▶ [What this task involves]: From the listing below, extract every line containing "Selling".

▶ [Information provided]:
■ ■ ■ ■ ■ ■ ■

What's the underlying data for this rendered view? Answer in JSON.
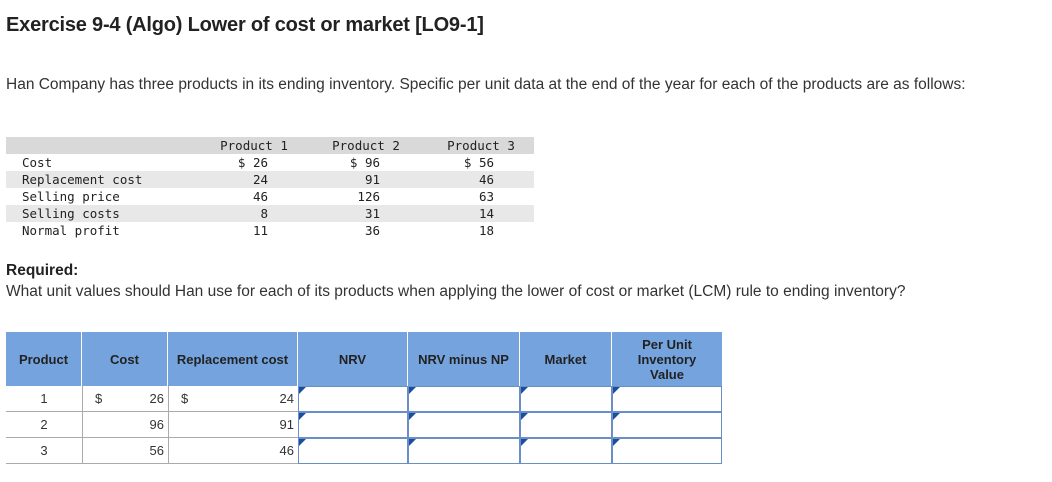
{
  "title": "Exercise 9-4 (Algo) Lower of cost or market [LO9-1]",
  "intro": "Han Company has three products in its ending inventory. Specific per unit data at the end of the year for each of the products are as follows:",
  "data_table": {
    "headers": [
      "Product 1",
      "Product 2",
      "Product 3"
    ],
    "rows": [
      {
        "label": "Cost",
        "values": [
          "$ 26",
          "$ 96",
          "$ 56"
        ]
      },
      {
        "label": "Replacement cost",
        "values": [
          "24",
          "91",
          "46"
        ]
      },
      {
        "label": "Selling price",
        "values": [
          "46",
          "126",
          "63"
        ]
      },
      {
        "label": "Selling costs",
        "values": [
          "8",
          "31",
          "14"
        ]
      },
      {
        "label": "Normal profit",
        "values": [
          "11",
          "36",
          "18"
        ]
      }
    ]
  },
  "required_label": "Required:",
  "required_text": "What unit values should Han use for each of its products when applying the lower of cost or market (LCM) rule to ending inventory?",
  "answer_table": {
    "headers": {
      "product": "Product",
      "cost": "Cost",
      "replacement": "Replacement cost",
      "nrv": "NRV",
      "nrv_minus_np": "NRV minus NP",
      "market": "Market",
      "per_unit": "Per Unit Inventory Value"
    },
    "dollar": "$",
    "rows": [
      {
        "product": "1",
        "cost": "26",
        "replacement": "24"
      },
      {
        "product": "2",
        "cost": "96",
        "replacement": "91"
      },
      {
        "product": "3",
        "cost": "56",
        "replacement": "46"
      }
    ]
  },
  "colors": {
    "header_blue": "#74a3dd",
    "input_border": "#6a8fc7",
    "input_marker": "#1a4fa0"
  }
}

■ ■ ■ ■ ■ ■ ■

▶ [Worked solution]:
        "label": "Selling price",
        "label": "Selling costs",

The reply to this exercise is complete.